* What to produce: Read the records and write them out again exactly.

***** Available records *****

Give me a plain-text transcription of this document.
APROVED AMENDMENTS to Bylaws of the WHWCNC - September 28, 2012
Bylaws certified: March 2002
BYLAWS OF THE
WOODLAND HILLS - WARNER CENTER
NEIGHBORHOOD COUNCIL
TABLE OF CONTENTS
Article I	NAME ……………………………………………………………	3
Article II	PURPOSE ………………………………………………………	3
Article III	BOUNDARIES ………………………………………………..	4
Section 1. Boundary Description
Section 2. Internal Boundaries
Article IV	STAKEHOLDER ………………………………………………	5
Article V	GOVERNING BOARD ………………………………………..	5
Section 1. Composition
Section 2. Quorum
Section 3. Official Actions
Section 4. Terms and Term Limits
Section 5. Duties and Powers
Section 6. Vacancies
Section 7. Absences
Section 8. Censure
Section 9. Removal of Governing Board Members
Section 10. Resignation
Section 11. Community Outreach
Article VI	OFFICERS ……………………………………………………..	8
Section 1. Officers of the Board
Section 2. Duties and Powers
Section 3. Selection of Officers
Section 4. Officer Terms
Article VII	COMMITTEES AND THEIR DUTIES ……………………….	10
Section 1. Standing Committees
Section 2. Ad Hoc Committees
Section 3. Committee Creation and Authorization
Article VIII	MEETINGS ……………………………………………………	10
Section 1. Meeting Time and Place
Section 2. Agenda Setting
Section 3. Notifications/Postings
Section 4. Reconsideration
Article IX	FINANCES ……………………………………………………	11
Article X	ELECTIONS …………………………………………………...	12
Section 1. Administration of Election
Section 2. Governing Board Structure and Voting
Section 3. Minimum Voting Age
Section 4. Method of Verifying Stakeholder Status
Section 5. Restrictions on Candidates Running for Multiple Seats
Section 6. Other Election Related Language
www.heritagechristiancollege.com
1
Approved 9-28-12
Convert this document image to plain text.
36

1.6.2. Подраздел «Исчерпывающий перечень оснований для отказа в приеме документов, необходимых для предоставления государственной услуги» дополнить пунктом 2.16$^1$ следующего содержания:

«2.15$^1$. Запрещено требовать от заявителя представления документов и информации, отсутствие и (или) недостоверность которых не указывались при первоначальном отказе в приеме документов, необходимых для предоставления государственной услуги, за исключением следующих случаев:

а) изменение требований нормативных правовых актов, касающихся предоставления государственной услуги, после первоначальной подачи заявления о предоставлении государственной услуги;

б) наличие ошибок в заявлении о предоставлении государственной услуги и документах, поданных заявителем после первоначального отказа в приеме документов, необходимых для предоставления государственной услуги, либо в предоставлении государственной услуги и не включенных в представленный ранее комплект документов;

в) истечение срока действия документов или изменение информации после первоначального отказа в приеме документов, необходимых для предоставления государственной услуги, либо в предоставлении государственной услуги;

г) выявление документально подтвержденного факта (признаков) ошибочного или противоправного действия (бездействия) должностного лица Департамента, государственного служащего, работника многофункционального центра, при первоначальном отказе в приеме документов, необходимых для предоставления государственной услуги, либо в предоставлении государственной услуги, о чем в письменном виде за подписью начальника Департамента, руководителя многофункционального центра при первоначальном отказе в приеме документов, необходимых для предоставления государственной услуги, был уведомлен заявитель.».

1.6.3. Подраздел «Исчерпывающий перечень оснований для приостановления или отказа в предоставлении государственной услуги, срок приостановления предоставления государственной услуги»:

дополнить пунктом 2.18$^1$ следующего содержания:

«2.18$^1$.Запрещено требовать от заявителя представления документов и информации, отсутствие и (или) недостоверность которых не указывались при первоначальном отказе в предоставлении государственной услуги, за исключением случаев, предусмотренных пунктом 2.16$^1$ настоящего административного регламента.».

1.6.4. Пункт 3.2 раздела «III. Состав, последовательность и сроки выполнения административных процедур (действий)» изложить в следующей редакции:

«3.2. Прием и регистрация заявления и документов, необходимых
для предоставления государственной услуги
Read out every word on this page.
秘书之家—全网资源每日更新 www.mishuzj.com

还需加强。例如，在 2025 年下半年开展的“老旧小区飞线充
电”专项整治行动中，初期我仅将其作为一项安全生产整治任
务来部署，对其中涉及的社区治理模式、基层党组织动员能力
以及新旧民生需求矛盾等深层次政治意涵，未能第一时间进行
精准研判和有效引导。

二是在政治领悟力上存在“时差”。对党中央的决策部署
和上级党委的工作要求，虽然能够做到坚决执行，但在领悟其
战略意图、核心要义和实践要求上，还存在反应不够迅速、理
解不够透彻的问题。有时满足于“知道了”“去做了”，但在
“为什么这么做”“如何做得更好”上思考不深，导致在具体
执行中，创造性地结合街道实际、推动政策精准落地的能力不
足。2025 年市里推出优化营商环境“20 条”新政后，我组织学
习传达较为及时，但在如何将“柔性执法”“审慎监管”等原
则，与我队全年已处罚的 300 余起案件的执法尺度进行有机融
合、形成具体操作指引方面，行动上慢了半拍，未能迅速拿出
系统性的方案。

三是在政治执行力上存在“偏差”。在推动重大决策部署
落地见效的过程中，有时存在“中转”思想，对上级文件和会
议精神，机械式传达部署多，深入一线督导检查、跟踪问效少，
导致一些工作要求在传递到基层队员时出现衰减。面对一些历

*****

* Task solution:
Give me a plain-text transcription of this document.
APROVED AMENDMENTS to Bylaws of the WHWCNC - September 28, 2012
Bylaws certified: March 2002
BYLAWS OF THE
WOODLAND HILLS - WARNER CENTER
NEIGHBORHOOD COUNCIL
TABLE OF CONTENTS
Article I	NAME ……………………………………………………………	3
Article II	PURPOSE ………………………………………………………	3
Article III	BOUNDARIES ………………………………………………..	4
Section 1. Boundary Description
Section 2. Internal Boundaries
Article IV	STAKEHOLDER ………………………………………………	5
Article V	GOVERNING BOARD ………………………………………..	5
Section 1. Composition
Section 2. Quorum
Section 3. Official Actions
Section 4. Terms and Term Limits
Section 5. Duties and Powers
Section 6. Vacancies
Section 7. Absences
Section 8. Censure
Section 9. Removal of Governing Board Members
Section 10. Resignation
Section 11. Community Outreach
Article VI	OFFICERS ……………………………………………………..	8
Section 1. Officers of the Board
Section 2. Duties and Powers
Section 3. Selection of Officers
Section 4. Officer Terms
Article VII	COMMITTEES AND THEIR DUTIES ……………………….	10
Section 1. Standing Committees
Section 2. Ad Hoc Committees
Section 3. Committee Creation and Authorization
Article VIII	MEETINGS ……………………………………………………	10
Section 1. Meeting Time and Place
Section 2. Agenda Setting
Section 3. Notifications/Postings
Section 4. Reconsideration
Article IX	FINANCES ……………………………………………………	11
Article X	ELECTIONS …………………………………………………...	12
Section 1. Administration of Election
Section 2. Governing Board Structure and Voting
Section 3. Minimum Voting Age
Section 4. Method of Verifying Stakeholder Status
Section 5. Restrictions on Candidates Running for Multiple Seats
Section 6. Other Election Related Language
www.heritagechristiancollege.com
1
Approved 9-28-12
Convert this document image to plain text.
36

1.6.2. Подраздел «Исчерпывающий перечень оснований для отказа в приеме документов, необходимых для предоставления государственной услуги» дополнить пунктом 2.16$^1$ следующего содержания:

«2.15$^1$. Запрещено требовать от заявителя представления документов и информации, отсутствие и (или) недостоверность которых не указывались при первоначальном отказе в приеме документов, необходимых для предоставления государственной услуги, за исключением следующих случаев:

а) изменение требований нормативных правовых актов, касающихся предоставления государственной услуги, после первоначальной подачи заявления о предоставлении государственной услуги;

б) наличие ошибок в заявлении о предоставлении государственной услуги и документах, поданных заявителем после первоначального отказа в приеме документов, необходимых для предоставления государственной услуги, либо в предоставлении государственной услуги и не включенных в представленный ранее комплект документов;

в) истечение срока действия документов или изменение информации после первоначального отказа в приеме документов, необходимых для предоставления государственной услуги, либо в предоставлении государственной услуги;

г) выявление документально подтвержденного факта (признаков) ошибочного или противоправного действия (бездействия) должностного лица Департамента, государственного служащего, работника многофункционального центра, при первоначальном отказе в приеме документов, необходимых для предоставления государственной услуги, либо в предоставлении государственной услуги, о чем в письменном виде за подписью начальника Департамента, руководителя многофункционального центра при первоначальном отказе в приеме документов, необходимых для предоставления государственной услуги, был уведомлен заявитель.».

1.6.3. Подраздел «Исчерпывающий перечень оснований для приостановления или отказа в предоставлении государственной услуги, срок приостановления предоставления государственной услуги»:

дополнить пунктом 2.18$^1$ следующего содержания:

«2.18$^1$.Запрещено требовать от заявителя представления документов и информации, отсутствие и (или) недостоверность которых не указывались при первоначальном отказе в предоставлении государственной услуги, за исключением случаев, предусмотренных пунктом 2.16$^1$ настоящего административного регламента.».

1.6.4. Пункт 3.2 раздела «III. Состав, последовательность и сроки выполнения административных процедур (действий)» изложить в следующей редакции:

«3.2. Прием и регистрация заявления и документов, необходимых
для предоставления государственной услуги
Read out every word on this page.
秘书之家—全网资源每日更新 www.mishuzj.com

还需加强。例如，在 2025 年下半年开展的“老旧小区飞线充
电”专项整治行动中，初期我仅将其作为一项安全生产整治任
务来部署，对其中涉及的社区治理模式、基层党组织动员能力
以及新旧民生需求矛盾等深层次政治意涵，未能第一时间进行
精准研判和有效引导。

二是在政治领悟力上存在“时差”。对党中央的决策部署
和上级党委的工作要求，虽然能够做到坚决执行，但在领悟其
战略意图、核心要义和实践要求上，还存在反应不够迅速、理
解不够透彻的问题。有时满足于“知道了”“去做了”，但在
“为什么这么做”“如何做得更好”上思考不深，导致在具体
执行中，创造性地结合街道实际、推动政策精准落地的能力不
足。2025 年市里推出优化营商环境“20 条”新政后，我组织学
习传达较为及时，但在如何将“柔性执法”“审慎监管”等原
则，与我队全年已处罚的 300 余起案件的执法尺度进行有机融
合、形成具体操作指引方面，行动上慢了半拍，未能迅速拿出
系统性的方案。

三是在政治执行力上存在“偏差”。在推动重大决策部署
落地见效的过程中，有时存在“中转”思想，对上级文件和会
议精神，机械式传达部署多，深入一线督导检查、跟踪问效少，
导致一些工作要求在传递到基层队员时出现衰减。面对一些历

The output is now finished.